-------- TEXTO DO DOCUMENTO
Quando se trata de sentimentos de amor e atracção nem tudo é voluntário. Além disso, as “hormonas do amor” podem aparecer nos momentos mais inoportunos.

De facto, nem tudo são rosas, e aparentemente há mais culpados. Bem me quer, mal me quer: a dúvida, por incrível que pareça, aumenta o interesse de muitas mulheres na hora de eleger um “alvo amoroso” e hoje vamos tentar perceber porquê.

Quanto menos atenção me dá, mais me atrai”. Não seria um exagero se eu dissesse que todas as semanas recebo pelo menos um par de e-mails semelhantes, em que as leitoras me perguntam o que podem fazer ao notar o desinteresse do outro.

Mas afinal, porque há tantas pessoas apaixonadas pelo desinteresse ou qual a razão do nosso masoquismo emocional?

Para começar a analisar estes “casos” é preciso entender como é que se constrói o teatro (tragicómico) do desaire afectivo. O facto é que ninguém nasce com um manual de como se relacionar, porém, ao longo da sua trajectória de vida, aprende um conjunto de regras, que por sinal são péssimas regras.

Não existe escola, mas os professores estão em todos os lugares Do seu pai e mãe, até ao seu tio ou tia com umas ideias e atitudes estranhas, passando pelos filmes, novelas, livros, músicas, em todo o lugar.

Em todos os lugares existem sinais, referências, às vezes claras, outras vezes mais subtis.

Imagine que você, leitora ou leitor, passou a vida toda a absorver ideias de como é que é relacionar-se, e na maioria das vezes essas ideias são um tanto ou quanto machistas e arrevesadas. Não é à toa que os produtos focados nas mulheres replicam a ideia do casamento, do conto de fadas, da doação completa à relação, da dependência afectiva, do amor como desafio, dificuldade, requerente de auto-sacrifício e abnegação, tal como não é por acaso que os homens são exaltados em diversas áreas, basicamente, pela péssima forma como tratam as mulheres. Em toda uma pedagogia afectiva atravancada de fingir desinteresse, fazer jogos emocionais, motivar na mulher a vontade de “lutar” por ele, da indecisão, do não compromisso, da confusão e hesitação como instrumentos de se eximir das responsabilidades numa relação.
----------------
-------- LISTA DE MATERIAL
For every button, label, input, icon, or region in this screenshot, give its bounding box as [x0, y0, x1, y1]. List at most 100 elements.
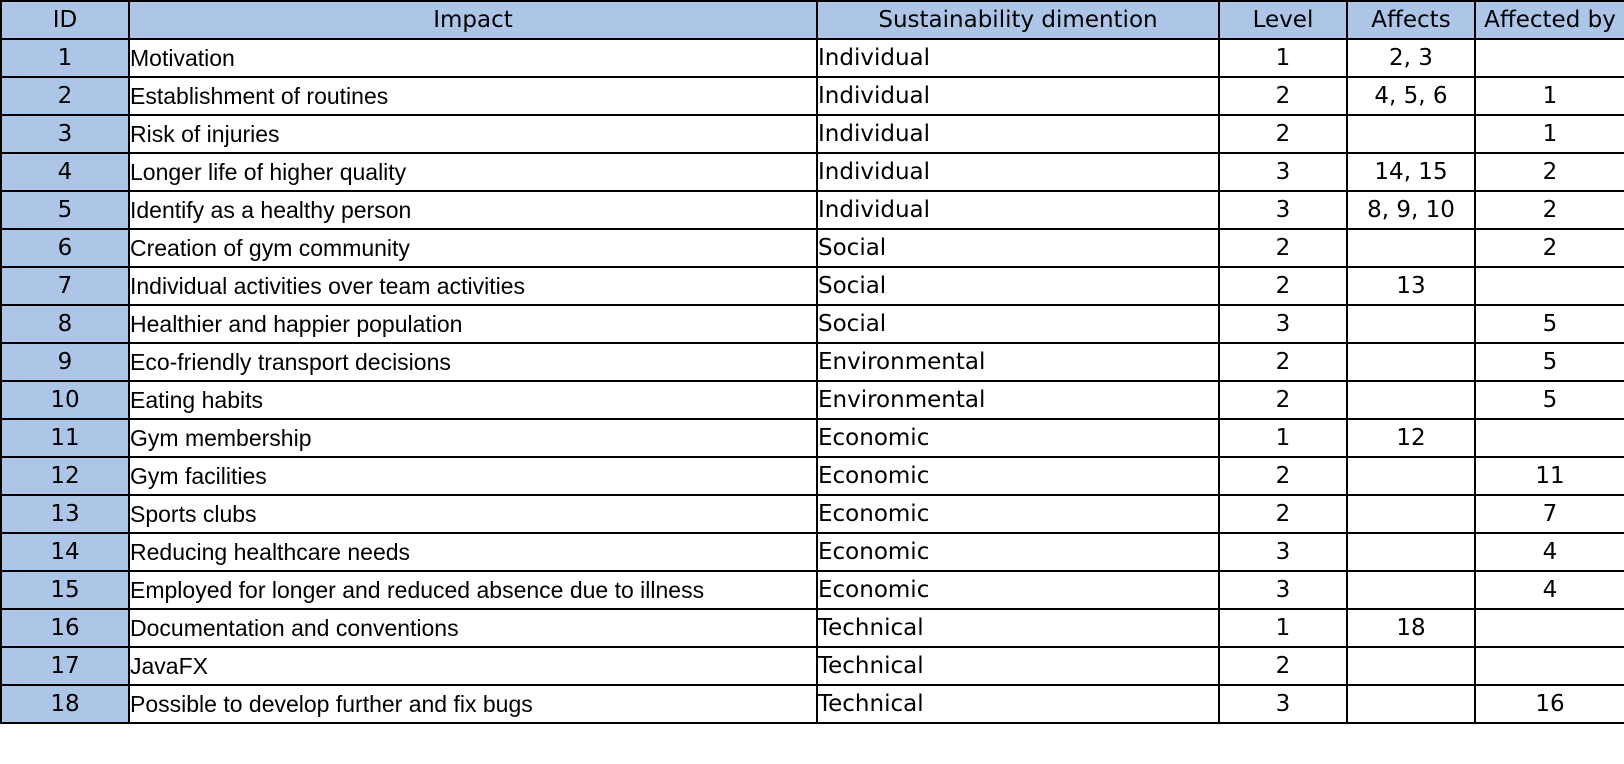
- cell-sustainability-dimension[interactable]: Social: [816, 228, 1220, 268]
- cell-level[interactable]: 2: [1218, 380, 1348, 420]
- cell-sustainability-dimension[interactable]: Economic: [816, 494, 1220, 534]
- cell-id[interactable]: 11: [0, 418, 130, 458]
- cell-affected-by[interactable]: 4: [1474, 570, 1624, 610]
- cell-affects[interactable]: [1346, 646, 1476, 686]
- cell-id[interactable]: 14: [0, 532, 130, 572]
- cell-affected-by[interactable]: [1474, 646, 1624, 686]
- cell-impact[interactable]: Employed for longer and reduced absence …: [128, 570, 818, 610]
- cell-id[interactable]: 12: [0, 456, 130, 496]
- cell-sustainability-dimension[interactable]: Social: [816, 266, 1220, 306]
- cell-impact[interactable]: Establishment of routines: [128, 76, 818, 116]
- cell-affected-by[interactable]: 1: [1474, 76, 1624, 116]
- cell-affected-by[interactable]: 11: [1474, 456, 1624, 496]
- cell-affects[interactable]: [1346, 114, 1476, 154]
- cell-affects[interactable]: [1346, 380, 1476, 420]
- header-id[interactable]: ID: [0, 0, 130, 40]
- cell-sustainability-dimension[interactable]: Environmental: [816, 342, 1220, 382]
- cell-affects[interactable]: [1346, 532, 1476, 572]
- cell-sustainability-dimension[interactable]: Economic: [816, 532, 1220, 572]
- cell-level[interactable]: 2: [1218, 266, 1348, 306]
- header-affected-by[interactable]: Affected by: [1474, 0, 1624, 40]
- cell-impact[interactable]: Documentation and conventions: [128, 608, 818, 648]
- cell-affected-by[interactable]: 2: [1474, 190, 1624, 230]
- cell-affected-by[interactable]: 5: [1474, 380, 1624, 420]
- cell-impact[interactable]: Motivation: [128, 38, 818, 78]
- header-affects[interactable]: Affects: [1346, 0, 1476, 40]
- cell-impact[interactable]: Eating habits: [128, 380, 818, 420]
- cell-level[interactable]: 2: [1218, 494, 1348, 534]
- cell-impact[interactable]: Possible to develop further and fix bugs: [128, 684, 818, 724]
- cell-affects[interactable]: 18: [1346, 608, 1476, 648]
- cell-level[interactable]: 2: [1218, 228, 1348, 268]
- cell-affected-by[interactable]: [1474, 418, 1624, 458]
- cell-affects[interactable]: [1346, 684, 1476, 724]
- cell-id[interactable]: 1: [0, 38, 130, 78]
- cell-id[interactable]: 10: [0, 380, 130, 420]
- cell-impact[interactable]: Creation of gym community: [128, 228, 818, 268]
- cell-impact[interactable]: Reducing healthcare needs: [128, 532, 818, 572]
- cell-id[interactable]: 15: [0, 570, 130, 610]
- cell-sustainability-dimension[interactable]: Individual: [816, 38, 1220, 78]
- cell-affected-by[interactable]: 5: [1474, 304, 1624, 344]
- cell-id[interactable]: 4: [0, 152, 130, 192]
- cell-affected-by[interactable]: 2: [1474, 228, 1624, 268]
- cell-level[interactable]: 3: [1218, 152, 1348, 192]
- header-level[interactable]: Level: [1218, 0, 1348, 40]
- cell-level[interactable]: 2: [1218, 76, 1348, 116]
- cell-level[interactable]: 2: [1218, 342, 1348, 382]
- cell-impact[interactable]: Individual activities over team activiti…: [128, 266, 818, 306]
- cell-affected-by[interactable]: [1474, 38, 1624, 78]
- cell-affected-by[interactable]: 1: [1474, 114, 1624, 154]
- cell-id[interactable]: 9: [0, 342, 130, 382]
- cell-affects[interactable]: 12: [1346, 418, 1476, 458]
- cell-impact[interactable]: Longer life of higher quality: [128, 152, 818, 192]
- cell-sustainability-dimension[interactable]: Economic: [816, 570, 1220, 610]
- cell-id[interactable]: 5: [0, 190, 130, 230]
- cell-id[interactable]: 8: [0, 304, 130, 344]
- cell-impact[interactable]: JavaFX: [128, 646, 818, 686]
- cell-level[interactable]: 3: [1218, 532, 1348, 572]
- cell-level[interactable]: 1: [1218, 608, 1348, 648]
- cell-affects[interactable]: 14, 15: [1346, 152, 1476, 192]
- cell-sustainability-dimension[interactable]: Economic: [816, 418, 1220, 458]
- cell-affected-by[interactable]: 4: [1474, 532, 1624, 572]
- cell-id[interactable]: 7: [0, 266, 130, 306]
- cell-affected-by[interactable]: 2: [1474, 152, 1624, 192]
- cell-affected-by[interactable]: 5: [1474, 342, 1624, 382]
- cell-id[interactable]: 17: [0, 646, 130, 686]
- cell-affects[interactable]: [1346, 342, 1476, 382]
- cell-affected-by[interactable]: [1474, 266, 1624, 306]
- cell-affects[interactable]: 4, 5, 6: [1346, 76, 1476, 116]
- cell-sustainability-dimension[interactable]: Individual: [816, 114, 1220, 154]
- cell-id[interactable]: 13: [0, 494, 130, 534]
- cell-affected-by[interactable]: [1474, 608, 1624, 648]
- cell-level[interactable]: 2: [1218, 456, 1348, 496]
- cell-impact[interactable]: Healthier and happier population: [128, 304, 818, 344]
- cell-affects[interactable]: [1346, 570, 1476, 610]
- cell-id[interactable]: 3: [0, 114, 130, 154]
- header-impact[interactable]: Impact: [128, 0, 818, 40]
- cell-impact[interactable]: Risk of injuries: [128, 114, 818, 154]
- cell-impact[interactable]: Gym facilities: [128, 456, 818, 496]
- cell-sustainability-dimension[interactable]: Economic: [816, 456, 1220, 496]
- cell-affects[interactable]: 8, 9, 10: [1346, 190, 1476, 230]
- cell-impact[interactable]: Eco-friendly transport decisions: [128, 342, 818, 382]
- cell-impact[interactable]: Gym membership: [128, 418, 818, 458]
- cell-sustainability-dimension[interactable]: Individual: [816, 76, 1220, 116]
- cell-sustainability-dimension[interactable]: Individual: [816, 152, 1220, 192]
- cell-level[interactable]: 1: [1218, 418, 1348, 458]
- cell-id[interactable]: 6: [0, 228, 130, 268]
- cell-sustainability-dimension[interactable]: Individual: [816, 190, 1220, 230]
- header-sustainability-dimension[interactable]: Sustainability dimention: [816, 0, 1220, 40]
- cell-impact[interactable]: Identify as a healthy person: [128, 190, 818, 230]
- cell-level[interactable]: 3: [1218, 304, 1348, 344]
- cell-id[interactable]: 2: [0, 76, 130, 116]
- cell-id[interactable]: 16: [0, 608, 130, 648]
- cell-affected-by[interactable]: 7: [1474, 494, 1624, 534]
- cell-affects[interactable]: [1346, 494, 1476, 534]
- cell-affects[interactable]: [1346, 228, 1476, 268]
- cell-level[interactable]: 2: [1218, 646, 1348, 686]
- cell-affects[interactable]: [1346, 304, 1476, 344]
- cell-affects[interactable]: 2, 3: [1346, 38, 1476, 78]
- cell-level[interactable]: 3: [1218, 570, 1348, 610]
----------------
* **EXERCÍCIO CURTO 1**
Cite o texto sobre o desinteresse amoroso, começando em "Para começar a" e terminando em "todo o lugar.".
* **EXERCÍCIO CURTO 2**
No texto sobre o desinteresse amoroso, quantos e-mails semelhantes chegam, no mínimo, todas as semanas?
* **EXERCÍCIO CURTO 3**
Liste todos os itens que o texto sobre o desinteresse amoroso enumera logo a seguir às palavras "passando pelos".

* **RESPOSTA COMPLETA 1**
Para começar a analisar estes “casos” é preciso entender como é que se constrói o teatro (tragicómico) do desaire afectivo. O facto é que ninguém nasce com um manual de como se relacionar, porém, ao longo da sua trajectória de vida, aprende um conjunto de regras, que por sinal são péssimas regras.

Não existe escola, mas os professores estão em todos os lugares Do seu pai e mãe, até ao seu tio ou tia com umas ideias e atitudes estranhas, passando pelos filmes, novelas, livros, músicas, em todo o lugar.

* **RESPOSTA COMPLETA 2**
Pelo menos um par de e-mails.

* **RESPOSTA COMPLETA 3**
Filmes, novelas, livros, músicas.